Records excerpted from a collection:
=====

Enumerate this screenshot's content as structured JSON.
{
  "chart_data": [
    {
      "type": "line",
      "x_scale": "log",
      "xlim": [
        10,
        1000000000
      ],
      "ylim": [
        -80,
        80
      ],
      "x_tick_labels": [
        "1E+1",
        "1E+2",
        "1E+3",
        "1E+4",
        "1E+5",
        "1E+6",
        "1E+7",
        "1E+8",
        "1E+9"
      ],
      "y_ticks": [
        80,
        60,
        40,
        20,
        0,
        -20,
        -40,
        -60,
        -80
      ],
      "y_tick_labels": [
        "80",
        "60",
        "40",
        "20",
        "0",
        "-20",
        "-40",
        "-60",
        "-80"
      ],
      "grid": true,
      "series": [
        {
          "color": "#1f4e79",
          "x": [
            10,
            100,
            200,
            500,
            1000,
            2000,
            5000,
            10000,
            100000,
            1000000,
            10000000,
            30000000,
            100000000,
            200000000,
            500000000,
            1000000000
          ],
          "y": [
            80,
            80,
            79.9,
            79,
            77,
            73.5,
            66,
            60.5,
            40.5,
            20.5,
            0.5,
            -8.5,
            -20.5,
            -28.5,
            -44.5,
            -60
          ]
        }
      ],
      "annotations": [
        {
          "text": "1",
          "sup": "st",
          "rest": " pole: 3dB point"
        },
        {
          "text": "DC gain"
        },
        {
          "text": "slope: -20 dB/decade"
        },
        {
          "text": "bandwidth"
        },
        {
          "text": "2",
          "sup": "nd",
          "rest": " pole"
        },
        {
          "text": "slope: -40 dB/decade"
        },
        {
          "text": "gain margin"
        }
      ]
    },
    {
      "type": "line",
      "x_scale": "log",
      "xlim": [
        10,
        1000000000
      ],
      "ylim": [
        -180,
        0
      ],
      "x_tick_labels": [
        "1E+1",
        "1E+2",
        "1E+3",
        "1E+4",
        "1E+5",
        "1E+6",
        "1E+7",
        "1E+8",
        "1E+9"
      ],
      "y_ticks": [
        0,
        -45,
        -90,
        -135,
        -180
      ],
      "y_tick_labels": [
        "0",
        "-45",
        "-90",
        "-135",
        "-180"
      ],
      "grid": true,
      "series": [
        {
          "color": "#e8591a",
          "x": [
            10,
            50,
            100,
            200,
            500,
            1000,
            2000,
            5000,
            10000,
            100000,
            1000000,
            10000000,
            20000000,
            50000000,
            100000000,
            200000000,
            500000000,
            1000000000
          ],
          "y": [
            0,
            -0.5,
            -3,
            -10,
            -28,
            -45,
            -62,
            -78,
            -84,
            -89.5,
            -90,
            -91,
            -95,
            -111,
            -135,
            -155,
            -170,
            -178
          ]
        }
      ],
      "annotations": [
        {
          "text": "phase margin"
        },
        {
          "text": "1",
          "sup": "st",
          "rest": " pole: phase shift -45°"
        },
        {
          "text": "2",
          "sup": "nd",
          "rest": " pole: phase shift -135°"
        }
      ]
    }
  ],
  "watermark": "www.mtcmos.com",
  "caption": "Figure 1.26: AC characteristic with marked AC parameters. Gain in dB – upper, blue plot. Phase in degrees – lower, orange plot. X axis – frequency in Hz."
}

=====

Print the whole listing again, exactly.

Enumerate this screenshot's content as structured JSON.
{
  "chart_data": [
    {
      "type": "line",
      "x_scale": "log",
      "xlim": [
        10,
        1000000000
      ],
      "ylim": [
        -80,
        80
      ],
      "x_tick_labels": [
        "1E+1",
        "1E+2",
        "1E+3",
        "1E+4",
        "1E+5",
        "1E+6",
        "1E+7",
        "1E+8",
        "1E+9"
      ],
      "y_ticks": [
        80,
        60,
        40,
        20,
        0,
        -20,
        -40,
        -60,
        -80
      ],
      "y_tick_labels": [
        "80",
        "60",
        "40",
        "20",
        "0",
        "-20",
        "-40",
        "-60",
        "-80"
      ],
      "grid": true,
      "series": [
        {
          "color": "#1f4e79",
          "x": [
            10,
            100,
            200,
            500,
            1000,
            2000,
            5000,
            10000,
            100000,
            1000000,
            10000000,
            30000000,
            100000000,
            200000000,
            500000000,
            1000000000
          ],
          "y": [
            80,
            80,
            79.9,
            79,
            77,
            73.5,
            66,
            60.5,
            40.5,
            20.5,
            0.5,
            -8.5,
            -20.5,
            -28.5,
            -44.5,
            -60
          ]
        }
      ],
      "annotations": [
        {
          "text": "1",
          "sup": "st",
          "rest": " pole: 3dB point"
        },
        {
          "text": "DC gain"
        },
        {
          "text": "slope: -20 dB/decade"
        },
        {
          "text": "bandwidth"
        },
        {
          "text": "2",
          "sup": "nd",
          "rest": " pole"
        },
        {
          "text": "slope: -40 dB/decade"
        },
        {
          "text": "gain margin"
        }
      ]
    },
    {
      "type": "line",
      "x_scale": "log",
      "xlim": [
        10,
        1000000000
      ],
      "ylim": [
        -180,
        0
      ],
      "x_tick_labels": [
        "1E+1",
        "1E+2",
        "1E+3",
        "1E+4",
        "1E+5",
        "1E+6",
        "1E+7",
        "1E+8",
        "1E+9"
      ],
      "y_ticks": [
        0,
        -45,
        -90,
        -135,
        -180
      ],
      "y_tick_labels": [
        "0",
        "-45",
        "-90",
        "-135",
        "-180"
      ],
      "grid": true,
      "series": [
        {
          "color": "#e8591a",
          "x": [
            10,
            50,
            100,
            200,
            500,
            1000,
            2000,
            5000,
            10000,
            100000,
            1000000,
            10000000,
            20000000,
            50000000,
            100000000,
            200000000,
            500000000,
            1000000000
          ],
          "y": [
            0,
            -0.5,
            -3,
            -10,
            -28,
            -45,
            -62,
            -78,
            -84,
            -89.5,
            -90,
            -91,
            -95,
            -111,
            -135,
            -155,
            -170,
            -178
          ]
        }
      ],
      "annotations": [
        {
          "text": "phase margin"
        },
        {
          "text": "1",
          "sup": "st",
          "rest": " pole: phase shift -45°"
        },
        {
          "text": "2",
          "sup": "nd",
          "rest": " pole: phase shift -135°"
        }
      ]
    }
  ],
  "watermark": "www.mtcmos.com",
  "caption": "Figure 1.26: AC characteristic with marked AC parameters. Gain in dB – upper, blue plot. Phase in degrees – lower, orange plot. X axis – frequency in Hz."
}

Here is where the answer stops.